▶ **TASK DIRECTIONS**:
Can you print the data exactly and leave out each image?

* START DATASET RECORDS *

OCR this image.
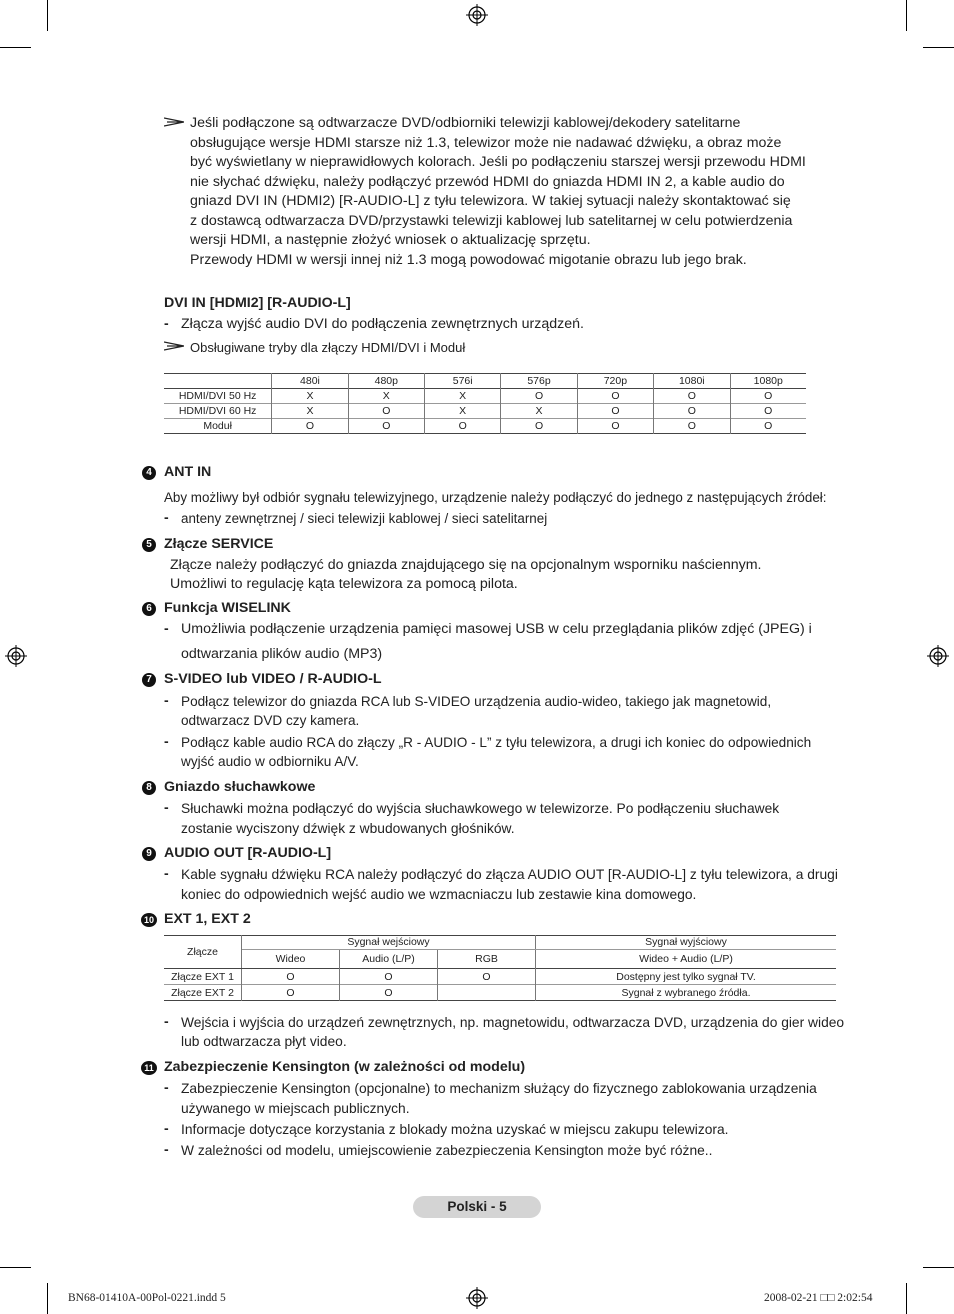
Jeśli podłączone są odtwarzacze DVD/odbiorniki telewizji kablowej/dekodery satelitarne
obsługujące wersje HDMI starsze niż 1.3, telewizor może nie nadawać dźwięku, a obraz może
być wyświetlany w nieprawidłowych kolorach. Jeśli po podłączeniu starszej wersji przewodu HDMI
nie słychać dźwięku, należy podłączyć przewód HDMI do gniazda HDMI IN 2, a kable audio do
gniazd DVI IN (HDMI2) [R-AUDIO-L] z tyłu telewizora. W takiej sytuacji należy skontaktować się
z dostawcą odtwarzacza DVD/przystawki telewizji kablowej lub satelitarnej w celu potwierdzenia
wersji HDMI, a następnie złożyć wniosek o aktualizację sprzętu.
Przewody HDMI w wersji innej niż 1.3 mogą powodować migotanie obrazu lub jego brak.
DVI IN [HDMI2] [R-AUDIO-L]
- Złącza wyjść audio DVI do podłączenia zewnętrznych urządzeń.
Obsługiwane tryby dla złączy HDMI/DVI i Moduł
	480i	480p	576i	576p	720p	1080i	1080p
HDMI/DVI 50 Hz	X	X	X	O	O	O	O
HDMI/DVI 60 Hz	X	O	X	X	O	O	O
Moduł	O	O	O	O	O	O	O
4 ANT IN
Aby możliwy był odbiór sygnału telewizyjnego, urządzenie należy podłączyć do jednego z następujących źródeł:
- anteny zewnętrznej / sieci telewizji kablowej / sieci satelitarnej
5 Złącze SERVICE
Złącze należy podłączyć do gniazda znajdującego się na opcjonalnym wsporniku naściennym.
Umożliwi to regulację kąta telewizora za pomocą pilota.
6 Funkcja WISELINK
- Umożliwia podłączenie urządzenia pamięci masowej USB w celu przeglądania plików zdjęć (JPEG) i
odtwarzania plików audio (MP3)
7 S-VIDEO lub VIDEO / R-AUDIO-L
- Podłącz telewizor do gniazda RCA lub S-VIDEO urządzenia audio-wideo, takiego jak magnetowid,
odtwarzacz DVD czy kamera.
- Podłącz kable audio RCA do złączy „R - AUDIO - L” z tyłu telewizora, a drugi ich koniec do odpowiednich
wyjść audio w odbiorniku A/V.
8 Gniazdo słuchawkowe
- Słuchawki można podłączyć do wyjścia słuchawkowego w telewizorze. Po podłączeniu słuchawek
zostanie wyciszony dźwięk z wbudowanych głośników.
9 AUDIO OUT [R-AUDIO-L]
- Kable sygnału dźwięku RCA należy podłączyć do złącza AUDIO OUT [R-AUDIO-L] z tyłu telewizora, a drugi
koniec do odpowiednich wejść audio we wzmacniaczu lub zestawie kina domowego.
10 EXT 1, EXT 2
Złącze	Sygnał wejściowy			Sygnał wyjściowy
	Wideo	Audio (L/P)	RGB	Wideo + Audio (L/P)
Złącze EXT 1	O	O	O	Dostępny jest tylko sygnał TV.
Złącze EXT 2	O	O		Sygnał z wybranego źródła.
- Wejścia i wyjścia do urządzeń zewnętrznych, np. magnetowidu, odtwarzacza DVD, urządzenia do gier wideo
lub odtwarzacza płyt video.
11 Zabezpieczenie Kensington (w zależności od modelu)
- Zabezpieczenie Kensington (opcjonalne) to mechanizm służący do fizycznego zablokowania urządzenia
używanego w miejscach publicznych.
- Informacje dotyczące korzystania z blokady można uzyskać w miejscu zakupu telewizora.
- W zależności od modelu, umiejscowienie zabezpieczenia Kensington może być różne..
Polski - 5
BN68-01410A-00Pol-0221.indd 5	2008-02-21 □□ 2:02:54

* END DATASET RECORDS *

▶ **RESULT**:
OCR this image.
Jeśli podłączone są odtwarzacze DVD/odbiorniki telewizji kablowej/dekodery satelitarne
obsługujące wersje HDMI starsze niż 1.3, telewizor może nie nadawać dźwięku, a obraz może
być wyświetlany w nieprawidłowych kolorach. Jeśli po podłączeniu starszej wersji przewodu HDMI
nie słychać dźwięku, należy podłączyć przewód HDMI do gniazda HDMI IN 2, a kable audio do
gniazd DVI IN (HDMI2) [R-AUDIO-L] z tyłu telewizora. W takiej sytuacji należy skontaktować się
z dostawcą odtwarzacza DVD/przystawki telewizji kablowej lub satelitarnej w celu potwierdzenia
wersji HDMI, a następnie złożyć wniosek o aktualizację sprzętu.
Przewody HDMI w wersji innej niż 1.3 mogą powodować migotanie obrazu lub jego brak.
DVI IN [HDMI2] [R-AUDIO-L]
- Złącza wyjść audio DVI do podłączenia zewnętrznych urządzeń.
Obsługiwane tryby dla złączy HDMI/DVI i Moduł
	480i	480p	576i	576p	720p	1080i	1080p
HDMI/DVI 50 Hz	X	X	X	O	O	O	O
HDMI/DVI 60 Hz	X	O	X	X	O	O	O
Moduł	O	O	O	O	O	O	O
4 ANT IN
Aby możliwy był odbiór sygnału telewizyjnego, urządzenie należy podłączyć do jednego z następujących źródeł:
- anteny zewnętrznej / sieci telewizji kablowej / sieci satelitarnej
5 Złącze SERVICE
Złącze należy podłączyć do gniazda znajdującego się na opcjonalnym wsporniku naściennym.
Umożliwi to regulację kąta telewizora za pomocą pilota.
6 Funkcja WISELINK
- Umożliwia podłączenie urządzenia pamięci masowej USB w celu przeglądania plików zdjęć (JPEG) i
odtwarzania plików audio (MP3)
7 S-VIDEO lub VIDEO / R-AUDIO-L
- Podłącz telewizor do gniazda RCA lub S-VIDEO urządzenia audio-wideo, takiego jak magnetowid,
odtwarzacz DVD czy kamera.
- Podłącz kable audio RCA do złączy „R - AUDIO - L” z tyłu telewizora, a drugi ich koniec do odpowiednich
wyjść audio w odbiorniku A/V.
8 Gniazdo słuchawkowe
- Słuchawki można podłączyć do wyjścia słuchawkowego w telewizorze. Po podłączeniu słuchawek
zostanie wyciszony dźwięk z wbudowanych głośników.
9 AUDIO OUT [R-AUDIO-L]
- Kable sygnału dźwięku RCA należy podłączyć do złącza AUDIO OUT [R-AUDIO-L] z tyłu telewizora, a drugi
koniec do odpowiednich wejść audio we wzmacniaczu lub zestawie kina domowego.
10 EXT 1, EXT 2
Złącze	Sygnał wejściowy			Sygnał wyjściowy
	Wideo	Audio (L/P)	RGB	Wideo + Audio (L/P)
Złącze EXT 1	O	O	O	Dostępny jest tylko sygnał TV.
Złącze EXT 2	O	O		Sygnał z wybranego źródła.
- Wejścia i wyjścia do urządzeń zewnętrznych, np. magnetowidu, odtwarzacza DVD, urządzenia do gier wideo
lub odtwarzacza płyt video.
11 Zabezpieczenie Kensington (w zależności od modelu)
- Zabezpieczenie Kensington (opcjonalne) to mechanizm służący do fizycznego zablokowania urządzenia
używanego w miejscach publicznych.
- Informacje dotyczące korzystania z blokady można uzyskać w miejscu zakupu telewizora.
- W zależności od modelu, umiejscowienie zabezpieczenia Kensington może być różne..
Polski - 5
BN68-01410A-00Pol-0221.indd 5	2008-02-21 □□ 2:02:54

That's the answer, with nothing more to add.